(Dataset records on visual material)
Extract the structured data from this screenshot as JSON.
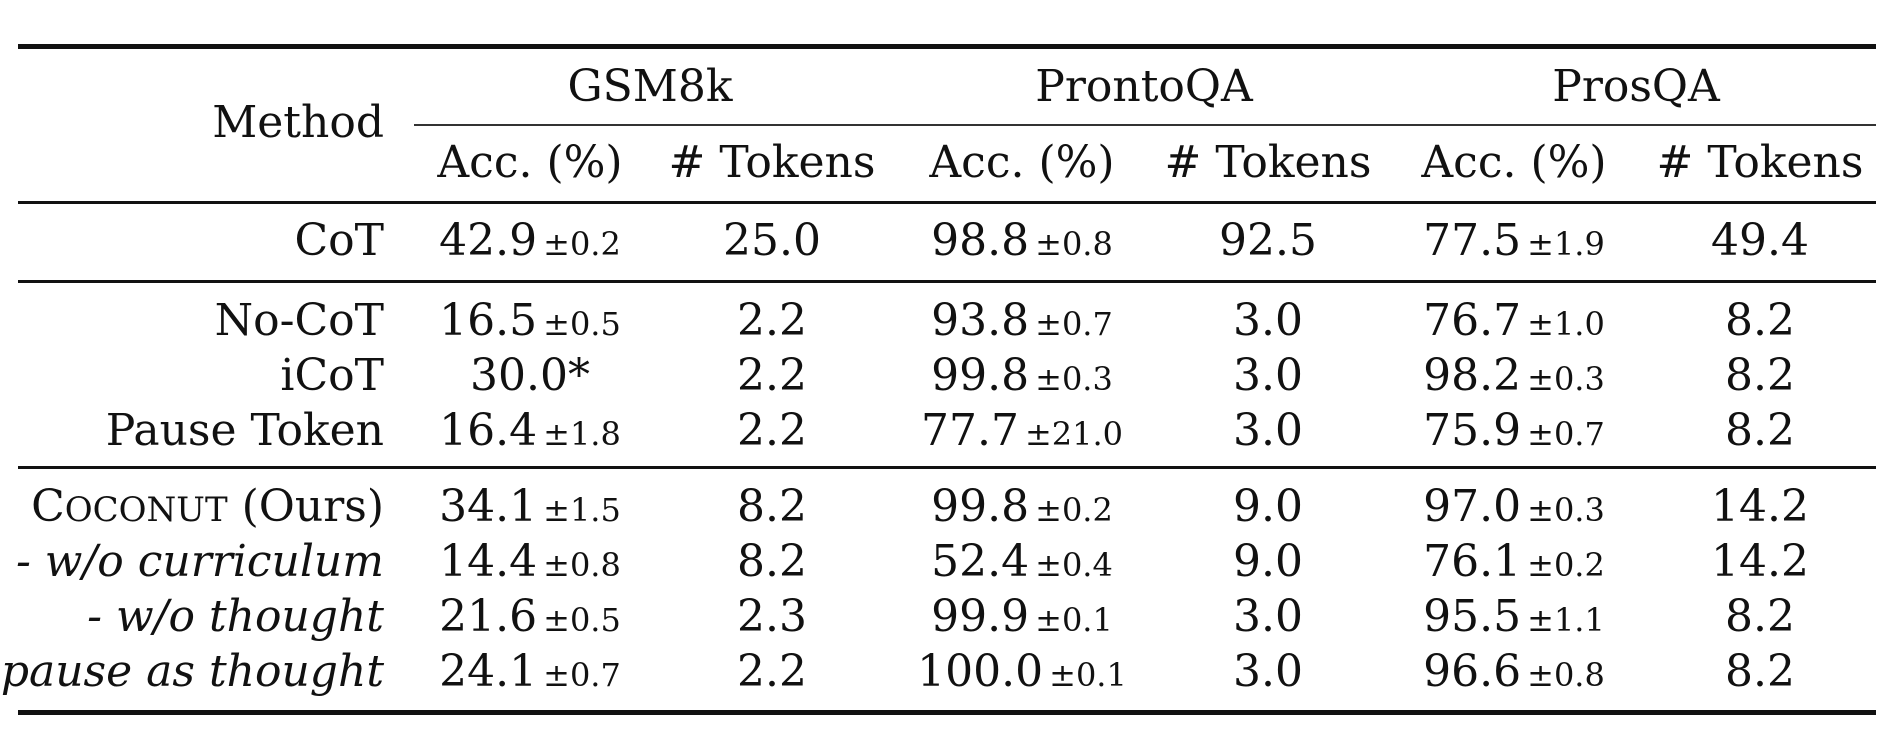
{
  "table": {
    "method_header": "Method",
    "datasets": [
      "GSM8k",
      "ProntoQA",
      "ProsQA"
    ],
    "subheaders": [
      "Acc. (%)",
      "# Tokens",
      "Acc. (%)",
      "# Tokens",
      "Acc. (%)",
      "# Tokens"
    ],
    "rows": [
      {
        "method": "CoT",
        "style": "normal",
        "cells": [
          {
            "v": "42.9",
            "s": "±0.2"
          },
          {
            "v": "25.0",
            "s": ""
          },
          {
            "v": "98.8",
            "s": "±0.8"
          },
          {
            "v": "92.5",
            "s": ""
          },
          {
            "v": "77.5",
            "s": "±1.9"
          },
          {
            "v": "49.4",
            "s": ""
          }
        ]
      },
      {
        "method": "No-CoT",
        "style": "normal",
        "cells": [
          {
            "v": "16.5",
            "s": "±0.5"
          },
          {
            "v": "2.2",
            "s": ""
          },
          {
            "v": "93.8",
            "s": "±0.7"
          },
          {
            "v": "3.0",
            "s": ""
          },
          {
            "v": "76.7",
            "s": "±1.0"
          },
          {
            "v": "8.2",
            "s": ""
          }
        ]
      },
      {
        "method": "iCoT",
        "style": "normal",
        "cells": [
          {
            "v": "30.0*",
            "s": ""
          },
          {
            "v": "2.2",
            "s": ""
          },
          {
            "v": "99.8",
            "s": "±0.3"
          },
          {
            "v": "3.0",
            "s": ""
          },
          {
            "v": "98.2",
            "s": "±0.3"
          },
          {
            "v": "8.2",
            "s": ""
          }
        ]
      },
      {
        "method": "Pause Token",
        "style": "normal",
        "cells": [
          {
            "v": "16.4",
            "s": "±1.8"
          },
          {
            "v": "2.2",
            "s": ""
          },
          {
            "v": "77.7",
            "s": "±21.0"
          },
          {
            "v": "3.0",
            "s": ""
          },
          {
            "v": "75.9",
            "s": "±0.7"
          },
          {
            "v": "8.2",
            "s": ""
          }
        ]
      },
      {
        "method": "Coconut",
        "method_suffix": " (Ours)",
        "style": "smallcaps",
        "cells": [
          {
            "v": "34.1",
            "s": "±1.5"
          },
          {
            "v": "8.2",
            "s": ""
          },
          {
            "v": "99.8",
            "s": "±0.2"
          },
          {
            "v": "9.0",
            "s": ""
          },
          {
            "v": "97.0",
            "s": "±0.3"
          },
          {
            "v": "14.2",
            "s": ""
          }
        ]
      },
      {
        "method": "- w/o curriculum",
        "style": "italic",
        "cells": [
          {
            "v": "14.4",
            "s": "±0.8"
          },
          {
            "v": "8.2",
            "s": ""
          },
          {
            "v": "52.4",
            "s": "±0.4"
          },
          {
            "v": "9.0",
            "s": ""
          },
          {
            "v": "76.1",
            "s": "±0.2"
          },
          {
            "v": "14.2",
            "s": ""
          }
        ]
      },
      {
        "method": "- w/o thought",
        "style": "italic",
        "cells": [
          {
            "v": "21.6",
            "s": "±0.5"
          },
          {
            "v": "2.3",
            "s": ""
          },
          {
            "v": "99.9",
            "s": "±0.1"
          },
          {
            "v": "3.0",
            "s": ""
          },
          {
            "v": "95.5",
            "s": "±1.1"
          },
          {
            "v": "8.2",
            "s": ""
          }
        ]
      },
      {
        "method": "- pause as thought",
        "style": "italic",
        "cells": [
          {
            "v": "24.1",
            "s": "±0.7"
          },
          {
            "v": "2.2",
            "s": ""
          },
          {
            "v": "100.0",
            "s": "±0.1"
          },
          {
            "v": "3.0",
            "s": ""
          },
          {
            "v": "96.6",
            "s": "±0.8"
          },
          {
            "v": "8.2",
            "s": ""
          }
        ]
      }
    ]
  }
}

**WRITTEN INSTRUCTION**
Each entry gets copied exactly; the pictures stay out.

**TASK SOLUTION**
Extract the structured data from this screenshot as JSON.
{
  "table": {
    "method_header": "Method",
    "datasets": [
      "GSM8k",
      "ProntoQA",
      "ProsQA"
    ],
    "subheaders": [
      "Acc. (%)",
      "# Tokens",
      "Acc. (%)",
      "# Tokens",
      "Acc. (%)",
      "# Tokens"
    ],
    "rows": [
      {
        "method": "CoT",
        "style": "normal",
        "cells": [
          {
            "v": "42.9",
            "s": "±0.2"
          },
          {
            "v": "25.0",
            "s": ""
          },
          {
            "v": "98.8",
            "s": "±0.8"
          },
          {
            "v": "92.5",
            "s": ""
          },
          {
            "v": "77.5",
            "s": "±1.9"
          },
          {
            "v": "49.4",
            "s": ""
          }
        ]
      },
      {
        "method": "No-CoT",
        "style": "normal",
        "cells": [
          {
            "v": "16.5",
            "s": "±0.5"
          },
          {
            "v": "2.2",
            "s": ""
          },
          {
            "v": "93.8",
            "s": "±0.7"
          },
          {
            "v": "3.0",
            "s": ""
          },
          {
            "v": "76.7",
            "s": "±1.0"
          },
          {
            "v": "8.2",
            "s": ""
          }
        ]
      },
      {
        "method": "iCoT",
        "style": "normal",
        "cells": [
          {
            "v": "30.0*",
            "s": ""
          },
          {
            "v": "2.2",
            "s": ""
          },
          {
            "v": "99.8",
            "s": "±0.3"
          },
          {
            "v": "3.0",
            "s": ""
          },
          {
            "v": "98.2",
            "s": "±0.3"
          },
          {
            "v": "8.2",
            "s": ""
          }
        ]
      },
      {
        "method": "Pause Token",
        "style": "normal",
        "cells": [
          {
            "v": "16.4",
            "s": "±1.8"
          },
          {
            "v": "2.2",
            "s": ""
          },
          {
            "v": "77.7",
            "s": "±21.0"
          },
          {
            "v": "3.0",
            "s": ""
          },
          {
            "v": "75.9",
            "s": "±0.7"
          },
          {
            "v": "8.2",
            "s": ""
          }
        ]
      },
      {
        "method": "Coconut",
        "method_suffix": " (Ours)",
        "style": "smallcaps",
        "cells": [
          {
            "v": "34.1",
            "s": "±1.5"
          },
          {
            "v": "8.2",
            "s": ""
          },
          {
            "v": "99.8",
            "s": "±0.2"
          },
          {
            "v": "9.0",
            "s": ""
          },
          {
            "v": "97.0",
            "s": "±0.3"
          },
          {
            "v": "14.2",
            "s": ""
          }
        ]
      },
      {
        "method": "- w/o curriculum",
        "style": "italic",
        "cells": [
          {
            "v": "14.4",
            "s": "±0.8"
          },
          {
            "v": "8.2",
            "s": ""
          },
          {
            "v": "52.4",
            "s": "±0.4"
          },
          {
            "v": "9.0",
            "s": ""
          },
          {
            "v": "76.1",
            "s": "±0.2"
          },
          {
            "v": "14.2",
            "s": ""
          }
        ]
      },
      {
        "method": "- w/o thought",
        "style": "italic",
        "cells": [
          {
            "v": "21.6",
            "s": "±0.5"
          },
          {
            "v": "2.3",
            "s": ""
          },
          {
            "v": "99.9",
            "s": "±0.1"
          },
          {
            "v": "3.0",
            "s": ""
          },
          {
            "v": "95.5",
            "s": "±1.1"
          },
          {
            "v": "8.2",
            "s": ""
          }
        ]
      },
      {
        "method": "- pause as thought",
        "style": "italic",
        "cells": [
          {
            "v": "24.1",
            "s": "±0.7"
          },
          {
            "v": "2.2",
            "s": ""
          },
          {
            "v": "100.0",
            "s": "±0.1"
          },
          {
            "v": "3.0",
            "s": ""
          },
          {
            "v": "96.6",
            "s": "±0.8"
          },
          {
            "v": "8.2",
            "s": ""
          }
        ]
      }
    ]
  }
}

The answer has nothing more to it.